■ **Your objective**:
Seek out every line containing the word "treflaskon", and copy each.

■ **Provided records**:
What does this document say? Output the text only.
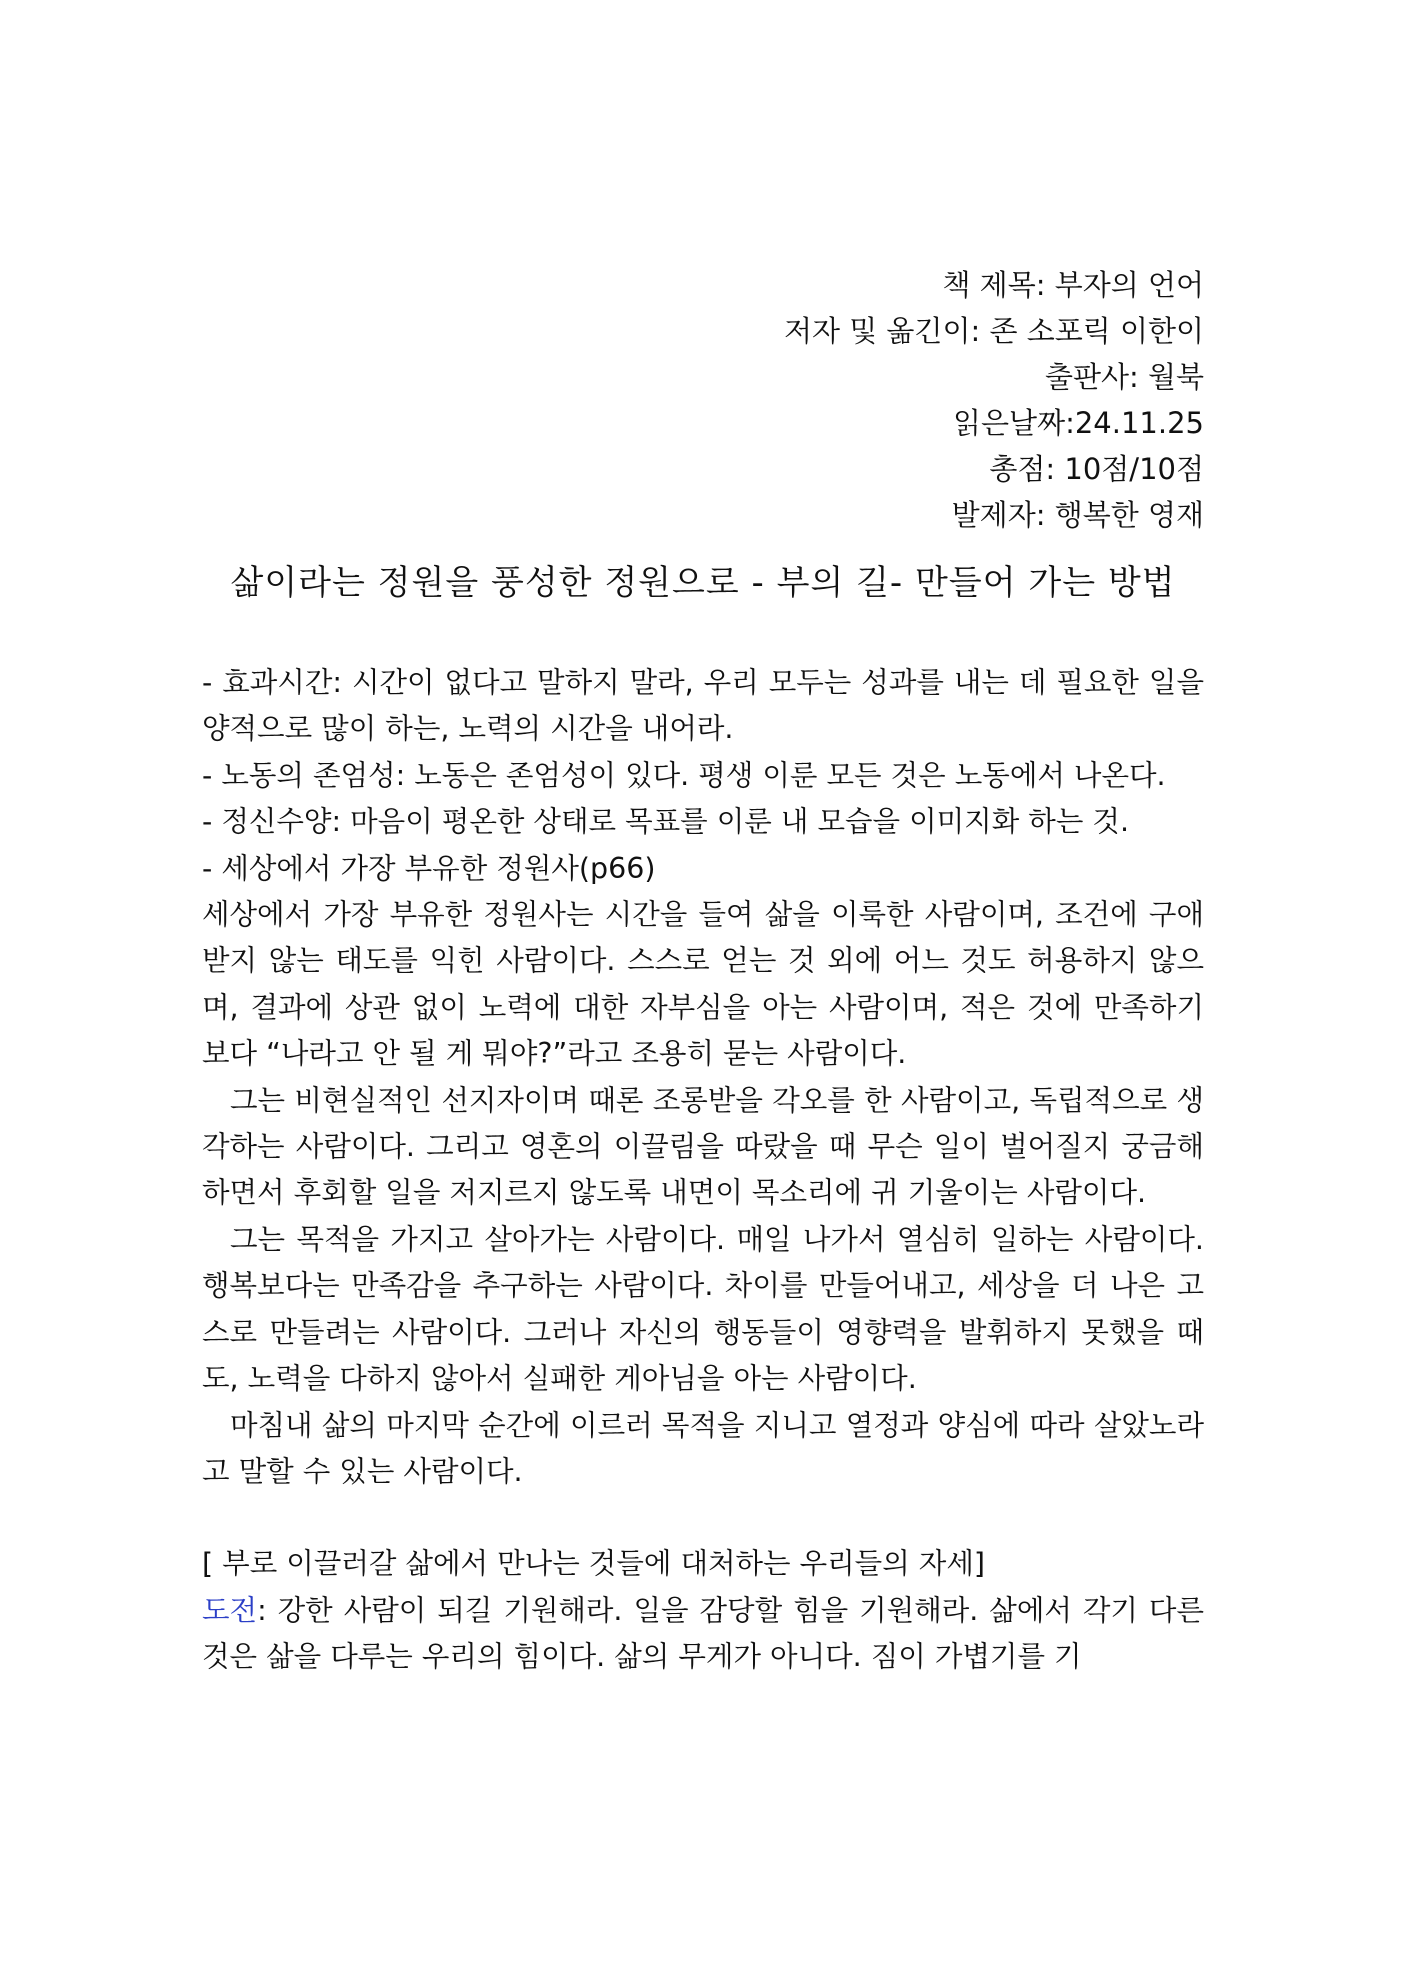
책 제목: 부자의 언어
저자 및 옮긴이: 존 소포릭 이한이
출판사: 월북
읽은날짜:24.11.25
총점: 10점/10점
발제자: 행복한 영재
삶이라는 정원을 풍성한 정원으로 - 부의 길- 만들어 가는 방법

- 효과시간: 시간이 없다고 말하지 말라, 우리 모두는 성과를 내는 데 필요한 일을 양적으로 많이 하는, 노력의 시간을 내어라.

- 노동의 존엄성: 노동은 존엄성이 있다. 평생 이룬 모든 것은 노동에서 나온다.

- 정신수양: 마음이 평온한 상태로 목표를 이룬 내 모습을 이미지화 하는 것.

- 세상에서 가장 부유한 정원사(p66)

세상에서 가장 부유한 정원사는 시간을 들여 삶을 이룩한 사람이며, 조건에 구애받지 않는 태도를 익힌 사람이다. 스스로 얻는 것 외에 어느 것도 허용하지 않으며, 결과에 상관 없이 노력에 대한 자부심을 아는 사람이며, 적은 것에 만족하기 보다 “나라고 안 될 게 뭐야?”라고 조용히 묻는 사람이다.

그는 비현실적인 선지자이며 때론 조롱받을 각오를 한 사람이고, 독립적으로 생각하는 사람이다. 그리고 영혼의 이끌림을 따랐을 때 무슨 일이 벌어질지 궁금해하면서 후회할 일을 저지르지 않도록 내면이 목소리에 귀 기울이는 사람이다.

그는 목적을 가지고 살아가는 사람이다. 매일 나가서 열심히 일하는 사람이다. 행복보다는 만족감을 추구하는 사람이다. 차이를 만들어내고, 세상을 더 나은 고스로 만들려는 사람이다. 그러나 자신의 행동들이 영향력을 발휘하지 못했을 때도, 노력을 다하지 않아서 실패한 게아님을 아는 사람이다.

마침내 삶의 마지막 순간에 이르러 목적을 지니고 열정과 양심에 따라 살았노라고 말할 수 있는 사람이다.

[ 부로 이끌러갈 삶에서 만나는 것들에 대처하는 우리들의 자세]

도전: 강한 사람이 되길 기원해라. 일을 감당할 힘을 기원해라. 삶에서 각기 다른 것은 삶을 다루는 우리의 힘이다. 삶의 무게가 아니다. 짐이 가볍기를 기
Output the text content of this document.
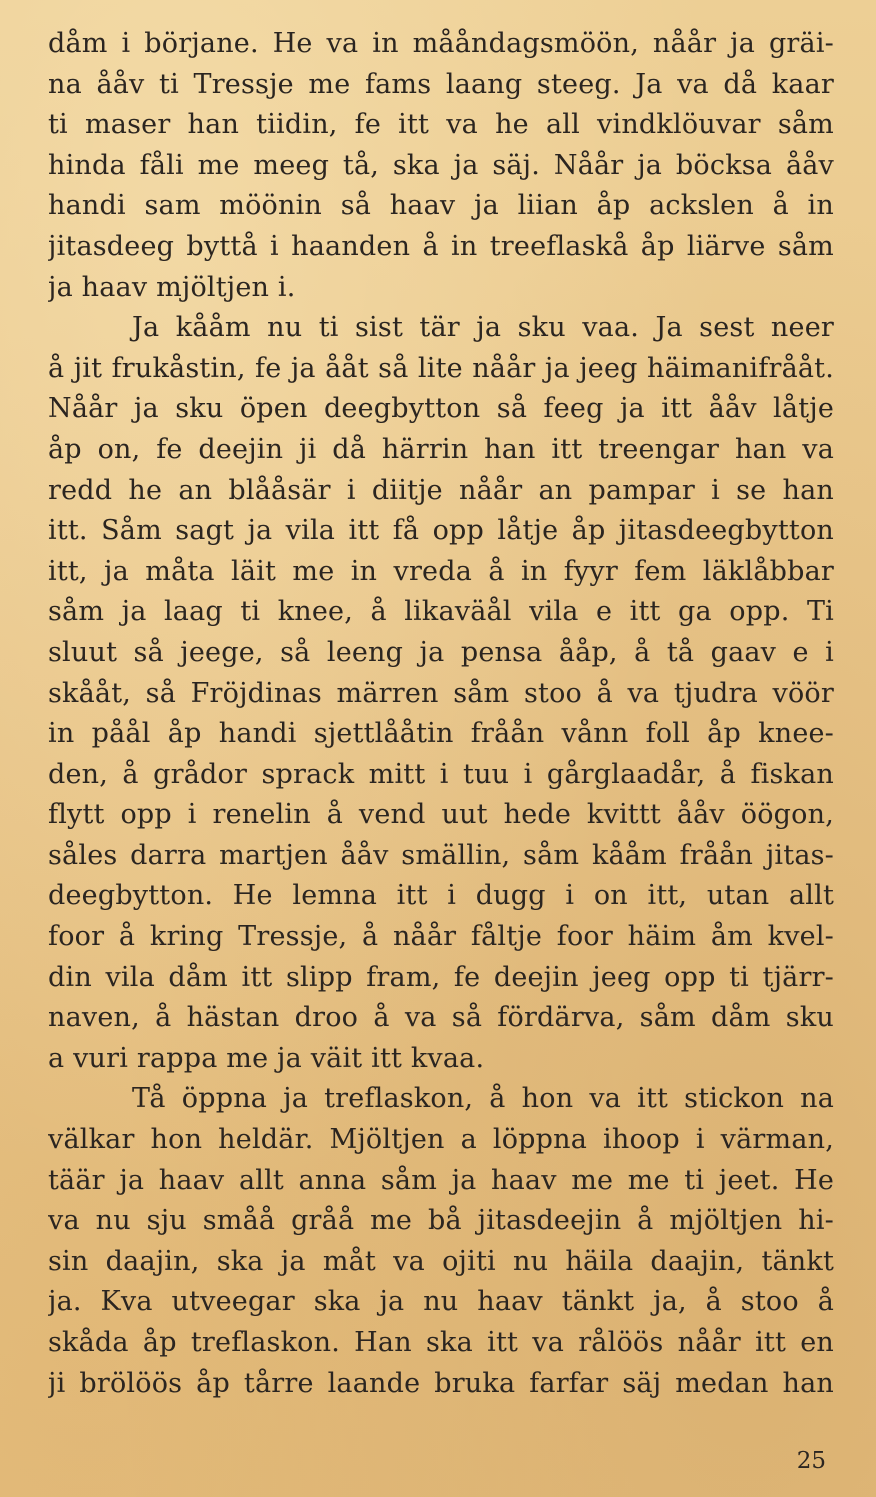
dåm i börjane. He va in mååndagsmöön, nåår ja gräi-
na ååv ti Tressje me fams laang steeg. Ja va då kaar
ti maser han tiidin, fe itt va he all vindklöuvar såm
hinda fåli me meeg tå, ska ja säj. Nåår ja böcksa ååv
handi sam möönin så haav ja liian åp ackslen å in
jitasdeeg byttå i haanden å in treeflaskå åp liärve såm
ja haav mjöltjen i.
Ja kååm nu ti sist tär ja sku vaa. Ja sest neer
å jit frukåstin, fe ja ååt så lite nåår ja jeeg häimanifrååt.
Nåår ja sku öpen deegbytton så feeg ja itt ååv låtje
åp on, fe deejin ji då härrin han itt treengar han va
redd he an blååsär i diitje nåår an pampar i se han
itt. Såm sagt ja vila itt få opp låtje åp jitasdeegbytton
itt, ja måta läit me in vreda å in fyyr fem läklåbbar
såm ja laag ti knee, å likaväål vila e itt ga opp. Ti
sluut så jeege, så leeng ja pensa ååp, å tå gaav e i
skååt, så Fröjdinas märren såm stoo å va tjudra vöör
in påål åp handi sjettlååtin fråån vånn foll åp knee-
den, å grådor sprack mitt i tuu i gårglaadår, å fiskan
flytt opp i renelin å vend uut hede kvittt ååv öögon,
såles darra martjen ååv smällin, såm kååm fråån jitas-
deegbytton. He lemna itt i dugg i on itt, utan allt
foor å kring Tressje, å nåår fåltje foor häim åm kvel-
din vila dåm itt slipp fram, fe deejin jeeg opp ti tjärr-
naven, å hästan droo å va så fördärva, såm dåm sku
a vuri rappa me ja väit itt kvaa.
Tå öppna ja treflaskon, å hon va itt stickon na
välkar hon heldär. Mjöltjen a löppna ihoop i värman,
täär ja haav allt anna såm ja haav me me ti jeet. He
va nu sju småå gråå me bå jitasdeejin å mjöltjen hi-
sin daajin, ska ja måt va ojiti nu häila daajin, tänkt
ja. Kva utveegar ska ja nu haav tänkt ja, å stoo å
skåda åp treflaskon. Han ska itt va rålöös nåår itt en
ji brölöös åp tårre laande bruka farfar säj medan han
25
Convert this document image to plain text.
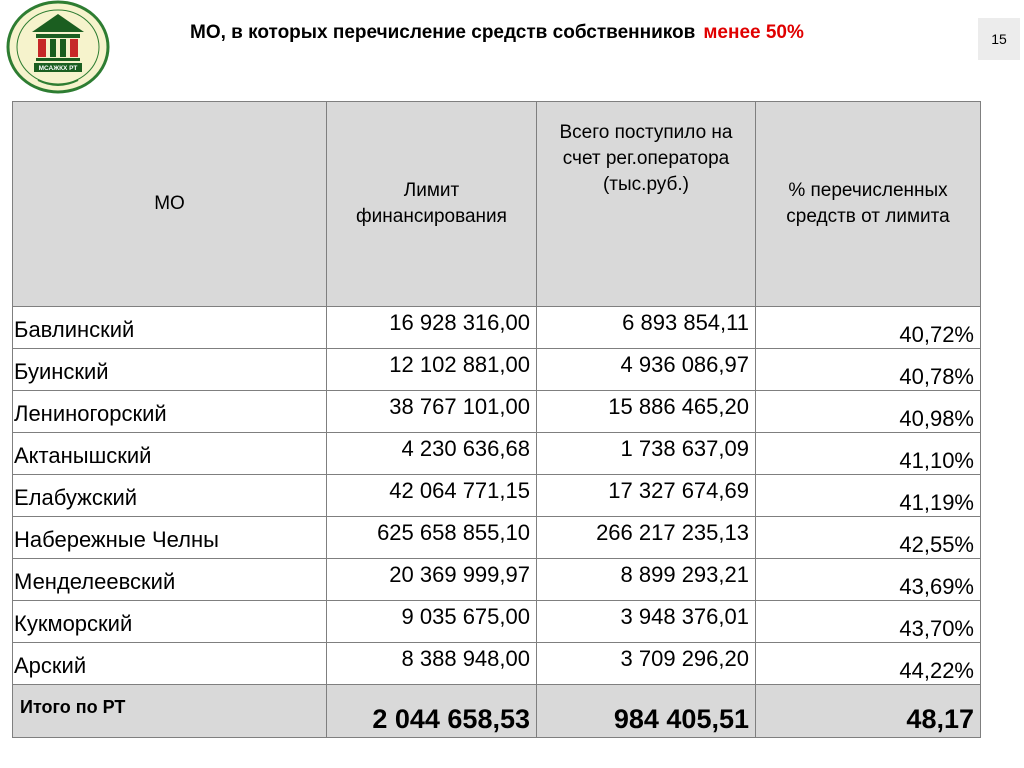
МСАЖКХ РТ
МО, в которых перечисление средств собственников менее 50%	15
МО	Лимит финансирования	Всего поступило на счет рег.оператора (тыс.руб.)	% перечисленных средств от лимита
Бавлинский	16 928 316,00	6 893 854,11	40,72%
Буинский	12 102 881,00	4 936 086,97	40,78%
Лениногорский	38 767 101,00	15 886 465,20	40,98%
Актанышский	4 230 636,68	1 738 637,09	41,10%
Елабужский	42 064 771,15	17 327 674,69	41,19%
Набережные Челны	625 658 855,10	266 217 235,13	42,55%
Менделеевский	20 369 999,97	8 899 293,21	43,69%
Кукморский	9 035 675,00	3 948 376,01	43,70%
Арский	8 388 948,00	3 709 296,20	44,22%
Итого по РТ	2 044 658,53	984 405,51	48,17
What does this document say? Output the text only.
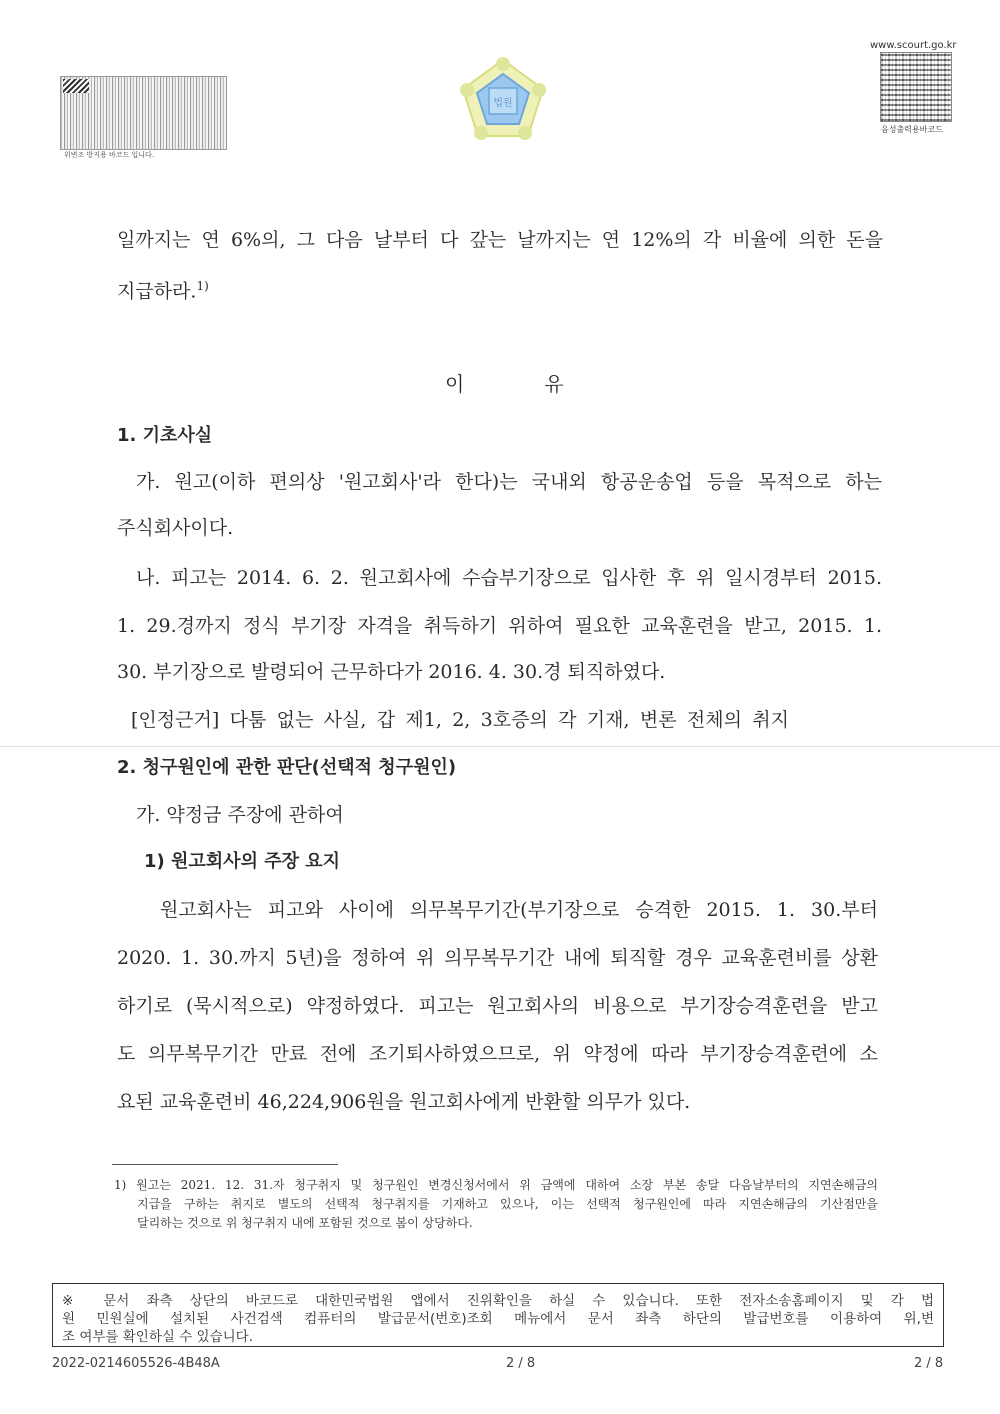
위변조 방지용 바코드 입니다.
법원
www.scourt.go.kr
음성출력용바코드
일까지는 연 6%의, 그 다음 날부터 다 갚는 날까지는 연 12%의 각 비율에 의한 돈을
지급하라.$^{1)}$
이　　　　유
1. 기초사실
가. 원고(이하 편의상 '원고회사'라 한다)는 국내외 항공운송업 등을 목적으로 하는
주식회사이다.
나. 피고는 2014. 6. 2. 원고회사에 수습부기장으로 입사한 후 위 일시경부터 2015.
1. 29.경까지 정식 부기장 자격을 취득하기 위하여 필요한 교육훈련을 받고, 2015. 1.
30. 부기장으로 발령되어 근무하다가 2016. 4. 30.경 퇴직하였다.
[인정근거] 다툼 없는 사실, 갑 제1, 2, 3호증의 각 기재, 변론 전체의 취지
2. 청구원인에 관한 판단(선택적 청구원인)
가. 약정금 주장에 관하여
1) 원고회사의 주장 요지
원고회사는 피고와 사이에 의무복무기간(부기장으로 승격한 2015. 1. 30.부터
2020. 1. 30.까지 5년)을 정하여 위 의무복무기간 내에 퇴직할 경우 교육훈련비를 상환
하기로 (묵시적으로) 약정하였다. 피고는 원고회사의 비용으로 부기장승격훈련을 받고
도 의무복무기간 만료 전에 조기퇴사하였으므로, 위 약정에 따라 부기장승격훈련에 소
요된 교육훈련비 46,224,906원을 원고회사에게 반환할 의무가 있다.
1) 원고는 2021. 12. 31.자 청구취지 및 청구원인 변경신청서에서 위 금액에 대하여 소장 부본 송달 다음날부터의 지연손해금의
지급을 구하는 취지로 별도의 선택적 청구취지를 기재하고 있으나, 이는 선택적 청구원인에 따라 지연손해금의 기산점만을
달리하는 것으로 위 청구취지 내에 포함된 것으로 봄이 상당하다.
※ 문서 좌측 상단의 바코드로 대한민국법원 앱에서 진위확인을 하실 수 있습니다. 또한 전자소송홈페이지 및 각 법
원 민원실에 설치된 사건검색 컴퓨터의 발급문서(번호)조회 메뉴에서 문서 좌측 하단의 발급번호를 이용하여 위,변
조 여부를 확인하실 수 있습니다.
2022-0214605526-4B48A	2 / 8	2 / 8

■ **Exercise response**:
Tå öppna ja treflaskon, å hon va itt stickon na
skåda åp treflaskon. Han ska itt va rålöös nåår itt en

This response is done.